> _REQUEST_: Reproduce all of the data below without alteration; exclude every picture.

> _GIVEN ENTRIES_:
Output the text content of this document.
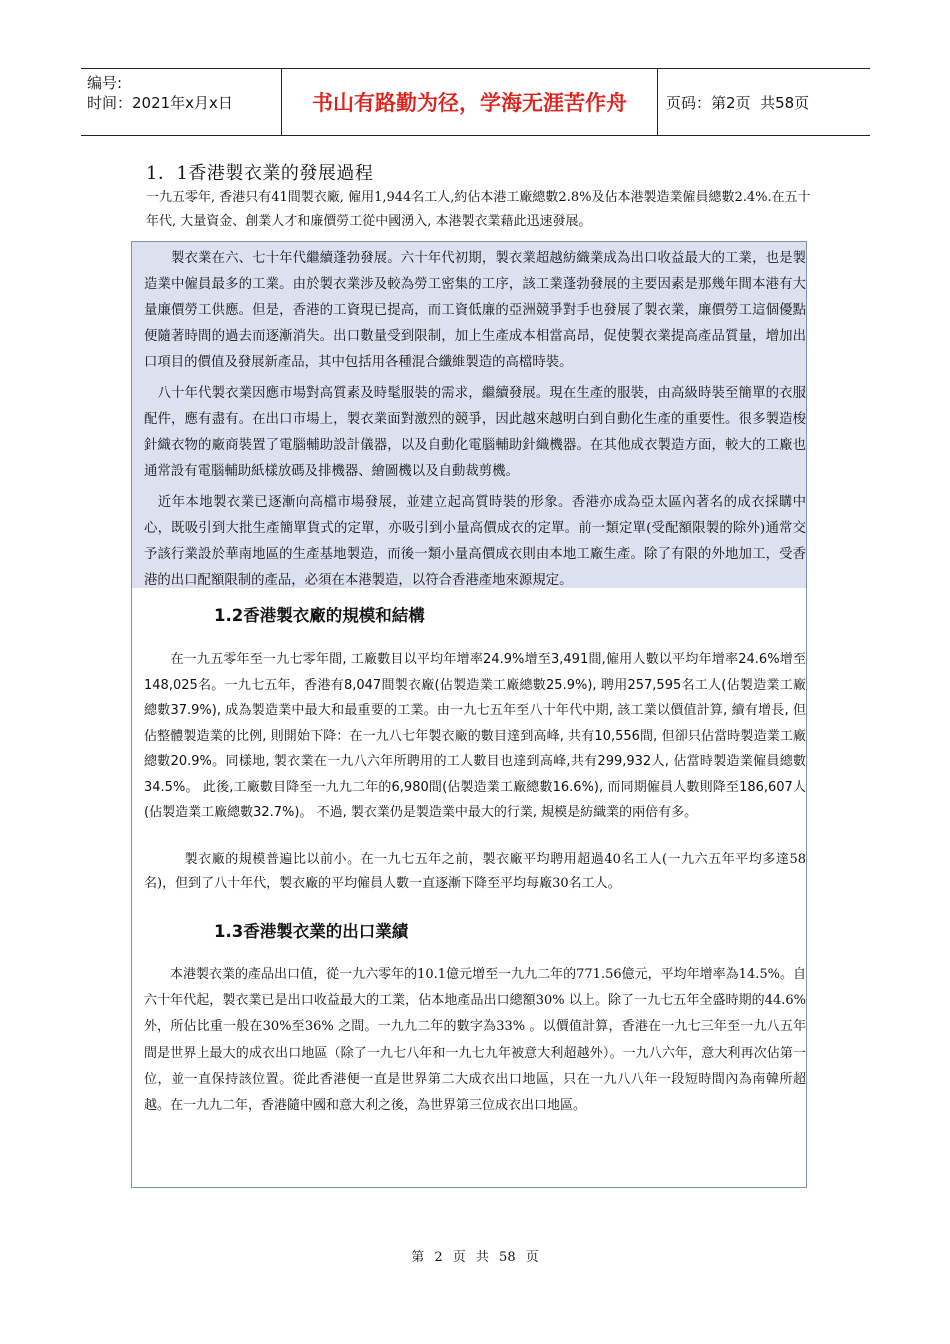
编号:
时间：2021年x月x日	书山有路勤为径，学海无涯苦作舟	页码：第2页  共58页
1．1香港製衣業的發展過程
一九五零年, 香港只有41間製衣廠, 僱用1,944名工人,約佔本港工廠總數2.8%及佔本港製造業僱員總數2.4%.在五十年代, 大量資金、創業人才和廉價勞工從中國湧入, 本港製衣業藉此迅速發展。
　　製衣業在六、七十年代繼續蓬勃發展。六十年代初期，製衣業超越紡織業成為出口收益最大的工業，也是製造業中僱員最多的工業。由於製衣業涉及較為勞工密集的工序，該工業蓬勃發展的主要因素是那幾年間本港有大量廉價勞工供應。但是，香港的工資現已提高，而工資低廉的亞洲競爭對手也發展了製衣業，廉價勞工這個優點便隨著時間的過去而逐漸消失。出口數量受到限制，加上生產成本相當高昂，促使製衣業提高產品質量，增加出口項目的價值及發展新產品，其中包括用各種混合纖維製造的高檔時裝。
　八十年代製衣業因應市場對高質素及時髦服裝的需求，繼續發展。現在生產的服裝，由高級時裝至簡單的衣服配件，應有盡有。在出口市場上，製衣業面對激烈的競爭，因此越來越明白到自動化生產的重要性。很多製造梭針織衣物的廠商裝置了電腦輔助設計儀器，以及自動化電腦輔助針織機器。在其他成衣製造方面，較大的工廠也通常設有電腦輔助紙樣放碼及排機器、繪圖機以及自動裁剪機。
　近年本地製衣業已逐漸向高檔市場發展，並建立起高質時裝的形象。香港亦成為亞太區內著名的成衣採購中心，既吸引到大批生產簡單貨式的定單，亦吸引到小量高價成衣的定單。前一類定單(受配額限製的除外)通常交予該行業設於華南地區的生產基地製造，而後一類小量高價成衣則由本地工廠生產。除了有限的外地加工，受香港的出口配額限制的產品，必須在本港製造，以符合香港產地來源規定。
1.2香港製衣廠的規模和結構
　　在一九五零年至一九七零年間, 工廠數目以平均年增率24.9%增至3,491間,僱用人數以平均年增率24.6%增至148,025名。一九七五年，香港有8,047間製衣廠(佔製造業工廠總數25.9%), 聘用257,595名工人(佔製造業工廠總數37.9%), 成為製造業中最大和最重要的工業。由一九七五年至八十年代中期, 該工業以價值計算, 續有增長, 但佔整體製造業的比例, 則開始下降：在一九八七年製衣廠的數目達到高峰, 共有10,556間, 但卻只佔當時製造業工廠總數20.9%。同樣地, 製衣業在一九八六年所聘用的工人數目也達到高峰,共有299,932人, 佔當時製造業僱員總數34.5%。 此後,工廠數目降至一九九二年的6,980間(佔製造業工廠總數16.6%), 而同期僱員人數則降至186,607人(佔製造業工廠總數32.7%)。 不過, 製衣業仍是製造業中最大的行業, 規模是紡織業的兩倍有多。
　　　製衣廠的規模普遍比以前小。在一九七五年之前，製衣廠平均聘用超過40名工人(一九六五年平均多達58名)，但到了八十年代，製衣廠的平均僱員人數一直逐漸下降至平均每廠30名工人。
1.3香港製衣業的出口業績
　　本港製衣業的產品出口值，從一九六零年的10.1億元增至一九九二年的771.56億元，平均年增率為14.5%。自六十年代起，製衣業已是出口收益最大的工業，佔本地產品出口總額30% 以上。除了一九七五年全盛時期的44.6% 外，所佔比重一般在30%至36% 之間。一九九二年的數字為33% 。以價值計算，香港在一九七三年至一九八五年間是世界上最大的成衣出口地區（除了一九七八年和一九七九年被意大利超越外）。一九八六年，意大利再次佔第一位，並一直保持該位置。從此香港便一直是世界第二大成衣出口地區，只在一九八八年一段短時間內為南韓所超越。在一九九二年，香港隨中國和意大利之後，為世界第三位成衣出口地區。
第 2 页 共 58 页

> _FULL ANSWER_:
Output the text content of this document.
编号:
时间：2021年x月x日	书山有路勤为径，学海无涯苦作舟	页码：第2页  共58页
1．1香港製衣業的發展過程
一九五零年, 香港只有41間製衣廠, 僱用1,944名工人,約佔本港工廠總數2.8%及佔本港製造業僱員總數2.4%.在五十年代, 大量資金、創業人才和廉價勞工從中國湧入, 本港製衣業藉此迅速發展。
　　製衣業在六、七十年代繼續蓬勃發展。六十年代初期，製衣業超越紡織業成為出口收益最大的工業，也是製造業中僱員最多的工業。由於製衣業涉及較為勞工密集的工序，該工業蓬勃發展的主要因素是那幾年間本港有大量廉價勞工供應。但是，香港的工資現已提高，而工資低廉的亞洲競爭對手也發展了製衣業，廉價勞工這個優點便隨著時間的過去而逐漸消失。出口數量受到限制，加上生產成本相當高昂，促使製衣業提高產品質量，增加出口項目的價值及發展新產品，其中包括用各種混合纖維製造的高檔時裝。
　八十年代製衣業因應市場對高質素及時髦服裝的需求，繼續發展。現在生產的服裝，由高級時裝至簡單的衣服配件，應有盡有。在出口市場上，製衣業面對激烈的競爭，因此越來越明白到自動化生產的重要性。很多製造梭針織衣物的廠商裝置了電腦輔助設計儀器，以及自動化電腦輔助針織機器。在其他成衣製造方面，較大的工廠也通常設有電腦輔助紙樣放碼及排機器、繪圖機以及自動裁剪機。
　近年本地製衣業已逐漸向高檔市場發展，並建立起高質時裝的形象。香港亦成為亞太區內著名的成衣採購中心，既吸引到大批生產簡單貨式的定單，亦吸引到小量高價成衣的定單。前一類定單(受配額限製的除外)通常交予該行業設於華南地區的生產基地製造，而後一類小量高價成衣則由本地工廠生產。除了有限的外地加工，受香港的出口配額限制的產品，必須在本港製造，以符合香港產地來源規定。
1.2香港製衣廠的規模和結構
　　在一九五零年至一九七零年間, 工廠數目以平均年增率24.9%增至3,491間,僱用人數以平均年增率24.6%增至148,025名。一九七五年，香港有8,047間製衣廠(佔製造業工廠總數25.9%), 聘用257,595名工人(佔製造業工廠總數37.9%), 成為製造業中最大和最重要的工業。由一九七五年至八十年代中期, 該工業以價值計算, 續有增長, 但佔整體製造業的比例, 則開始下降：在一九八七年製衣廠的數目達到高峰, 共有10,556間, 但卻只佔當時製造業工廠總數20.9%。同樣地, 製衣業在一九八六年所聘用的工人數目也達到高峰,共有299,932人, 佔當時製造業僱員總數34.5%。 此後,工廠數目降至一九九二年的6,980間(佔製造業工廠總數16.6%), 而同期僱員人數則降至186,607人(佔製造業工廠總數32.7%)。 不過, 製衣業仍是製造業中最大的行業, 規模是紡織業的兩倍有多。
　　　製衣廠的規模普遍比以前小。在一九七五年之前，製衣廠平均聘用超過40名工人(一九六五年平均多達58名)，但到了八十年代，製衣廠的平均僱員人數一直逐漸下降至平均每廠30名工人。
1.3香港製衣業的出口業績
　　本港製衣業的產品出口值，從一九六零年的10.1億元增至一九九二年的771.56億元，平均年增率為14.5%。自六十年代起，製衣業已是出口收益最大的工業，佔本地產品出口總額30% 以上。除了一九七五年全盛時期的44.6% 外，所佔比重一般在30%至36% 之間。一九九二年的數字為33% 。以價值計算，香港在一九七三年至一九八五年間是世界上最大的成衣出口地區（除了一九七八年和一九七九年被意大利超越外）。一九八六年，意大利再次佔第一位，並一直保持該位置。從此香港便一直是世界第二大成衣出口地區，只在一九八八年一段短時間內為南韓所超越。在一九九二年，香港隨中國和意大利之後，為世界第三位成衣出口地區。
第 2 页 共 58 页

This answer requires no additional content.